→ **Short exercise**:
Report every line below that holds the word "chat".

→ **Exercise input**:
+++

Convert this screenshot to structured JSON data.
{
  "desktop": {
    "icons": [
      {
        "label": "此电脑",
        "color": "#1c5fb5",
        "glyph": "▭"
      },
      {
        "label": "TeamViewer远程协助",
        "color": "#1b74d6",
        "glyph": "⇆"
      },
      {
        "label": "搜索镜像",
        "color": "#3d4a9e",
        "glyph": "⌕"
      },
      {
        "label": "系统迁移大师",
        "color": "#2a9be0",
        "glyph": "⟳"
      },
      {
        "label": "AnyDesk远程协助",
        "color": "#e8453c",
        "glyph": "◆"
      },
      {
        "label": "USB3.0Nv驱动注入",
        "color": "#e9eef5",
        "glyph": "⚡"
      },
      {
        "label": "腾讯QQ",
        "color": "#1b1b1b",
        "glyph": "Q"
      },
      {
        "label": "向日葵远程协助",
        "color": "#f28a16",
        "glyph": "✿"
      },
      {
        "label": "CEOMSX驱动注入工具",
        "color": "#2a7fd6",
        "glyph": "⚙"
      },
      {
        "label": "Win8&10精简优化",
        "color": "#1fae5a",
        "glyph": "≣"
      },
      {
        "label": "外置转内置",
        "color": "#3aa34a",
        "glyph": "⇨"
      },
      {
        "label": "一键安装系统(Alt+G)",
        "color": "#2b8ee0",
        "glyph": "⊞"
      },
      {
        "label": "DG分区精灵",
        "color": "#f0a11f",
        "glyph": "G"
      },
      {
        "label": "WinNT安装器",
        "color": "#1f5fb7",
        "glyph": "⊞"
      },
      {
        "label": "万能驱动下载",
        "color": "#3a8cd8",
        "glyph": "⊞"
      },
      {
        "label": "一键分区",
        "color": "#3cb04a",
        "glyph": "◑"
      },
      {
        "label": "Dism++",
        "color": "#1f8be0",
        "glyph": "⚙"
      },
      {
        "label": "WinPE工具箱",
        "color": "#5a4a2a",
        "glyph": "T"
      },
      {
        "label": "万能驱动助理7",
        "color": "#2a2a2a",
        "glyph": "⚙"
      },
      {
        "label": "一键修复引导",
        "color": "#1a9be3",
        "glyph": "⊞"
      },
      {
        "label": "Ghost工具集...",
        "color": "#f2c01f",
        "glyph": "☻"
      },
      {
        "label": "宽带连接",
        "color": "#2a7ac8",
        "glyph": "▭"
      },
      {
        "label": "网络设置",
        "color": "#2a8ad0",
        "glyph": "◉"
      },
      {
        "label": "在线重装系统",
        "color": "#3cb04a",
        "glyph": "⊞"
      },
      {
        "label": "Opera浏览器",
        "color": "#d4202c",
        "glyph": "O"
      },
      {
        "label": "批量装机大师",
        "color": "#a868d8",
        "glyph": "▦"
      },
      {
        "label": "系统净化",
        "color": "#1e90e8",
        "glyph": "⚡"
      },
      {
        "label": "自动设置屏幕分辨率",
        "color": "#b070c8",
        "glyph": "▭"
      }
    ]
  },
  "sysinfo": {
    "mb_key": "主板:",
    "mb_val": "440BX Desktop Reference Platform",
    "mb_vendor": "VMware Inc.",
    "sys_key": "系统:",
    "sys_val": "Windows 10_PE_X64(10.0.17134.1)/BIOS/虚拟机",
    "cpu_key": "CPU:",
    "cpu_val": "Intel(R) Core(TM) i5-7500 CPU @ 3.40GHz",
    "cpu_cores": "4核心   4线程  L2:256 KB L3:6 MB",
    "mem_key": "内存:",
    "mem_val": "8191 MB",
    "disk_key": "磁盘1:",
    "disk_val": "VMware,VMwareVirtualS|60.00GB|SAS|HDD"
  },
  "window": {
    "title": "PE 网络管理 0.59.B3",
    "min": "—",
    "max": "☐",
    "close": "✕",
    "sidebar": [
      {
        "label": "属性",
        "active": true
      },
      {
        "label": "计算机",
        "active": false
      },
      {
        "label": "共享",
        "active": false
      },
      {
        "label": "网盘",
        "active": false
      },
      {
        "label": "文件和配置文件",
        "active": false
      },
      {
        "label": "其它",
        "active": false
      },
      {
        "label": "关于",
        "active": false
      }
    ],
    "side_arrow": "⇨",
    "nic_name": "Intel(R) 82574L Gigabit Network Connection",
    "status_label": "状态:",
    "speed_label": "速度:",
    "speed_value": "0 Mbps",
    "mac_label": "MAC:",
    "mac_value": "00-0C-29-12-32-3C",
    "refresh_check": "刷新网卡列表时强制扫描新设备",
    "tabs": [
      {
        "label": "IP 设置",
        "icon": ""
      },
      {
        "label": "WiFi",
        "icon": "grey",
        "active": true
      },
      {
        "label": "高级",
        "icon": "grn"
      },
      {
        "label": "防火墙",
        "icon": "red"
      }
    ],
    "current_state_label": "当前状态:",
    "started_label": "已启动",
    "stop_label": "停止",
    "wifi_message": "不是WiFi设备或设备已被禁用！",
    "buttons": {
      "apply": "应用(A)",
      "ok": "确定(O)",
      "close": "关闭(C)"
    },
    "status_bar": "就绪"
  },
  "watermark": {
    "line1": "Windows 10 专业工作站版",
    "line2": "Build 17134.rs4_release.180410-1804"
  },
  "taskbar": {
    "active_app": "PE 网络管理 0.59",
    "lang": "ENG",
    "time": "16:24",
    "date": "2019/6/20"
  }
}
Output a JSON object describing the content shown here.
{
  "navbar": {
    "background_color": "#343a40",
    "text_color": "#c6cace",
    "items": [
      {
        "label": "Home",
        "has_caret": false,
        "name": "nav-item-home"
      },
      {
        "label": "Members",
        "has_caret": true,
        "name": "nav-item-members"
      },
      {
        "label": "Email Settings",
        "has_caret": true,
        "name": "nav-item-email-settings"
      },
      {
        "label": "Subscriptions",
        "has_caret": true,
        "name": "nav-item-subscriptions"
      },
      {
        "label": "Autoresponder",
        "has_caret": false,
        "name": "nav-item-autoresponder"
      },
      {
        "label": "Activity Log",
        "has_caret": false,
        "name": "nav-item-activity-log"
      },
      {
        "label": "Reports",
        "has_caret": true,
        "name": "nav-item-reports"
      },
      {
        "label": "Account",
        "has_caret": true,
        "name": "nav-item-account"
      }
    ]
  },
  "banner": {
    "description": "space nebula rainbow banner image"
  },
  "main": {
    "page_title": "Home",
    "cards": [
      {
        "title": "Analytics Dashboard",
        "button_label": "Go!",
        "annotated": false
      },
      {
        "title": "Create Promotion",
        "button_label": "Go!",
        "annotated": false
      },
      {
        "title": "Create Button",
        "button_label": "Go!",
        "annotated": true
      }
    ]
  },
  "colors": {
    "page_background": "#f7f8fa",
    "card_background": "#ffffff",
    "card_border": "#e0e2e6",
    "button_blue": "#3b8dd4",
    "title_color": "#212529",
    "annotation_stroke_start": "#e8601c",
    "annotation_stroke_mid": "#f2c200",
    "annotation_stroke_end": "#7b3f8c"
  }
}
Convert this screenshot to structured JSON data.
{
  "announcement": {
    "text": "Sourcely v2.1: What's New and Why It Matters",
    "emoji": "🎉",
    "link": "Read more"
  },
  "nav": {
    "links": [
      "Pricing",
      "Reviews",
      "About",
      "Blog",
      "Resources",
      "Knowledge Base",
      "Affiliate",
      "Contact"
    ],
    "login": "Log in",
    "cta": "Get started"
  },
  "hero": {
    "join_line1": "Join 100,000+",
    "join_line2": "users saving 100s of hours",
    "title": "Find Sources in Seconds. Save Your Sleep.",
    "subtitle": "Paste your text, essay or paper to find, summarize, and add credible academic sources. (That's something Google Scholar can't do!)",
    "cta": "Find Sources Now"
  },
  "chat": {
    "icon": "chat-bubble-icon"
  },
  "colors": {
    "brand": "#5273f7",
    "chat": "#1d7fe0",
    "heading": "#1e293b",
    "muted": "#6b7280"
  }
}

+++

→ **Task answer**:
  "chat": {
    "icon": "chat-bubble-icon"
    "chat": "#1d7fe0",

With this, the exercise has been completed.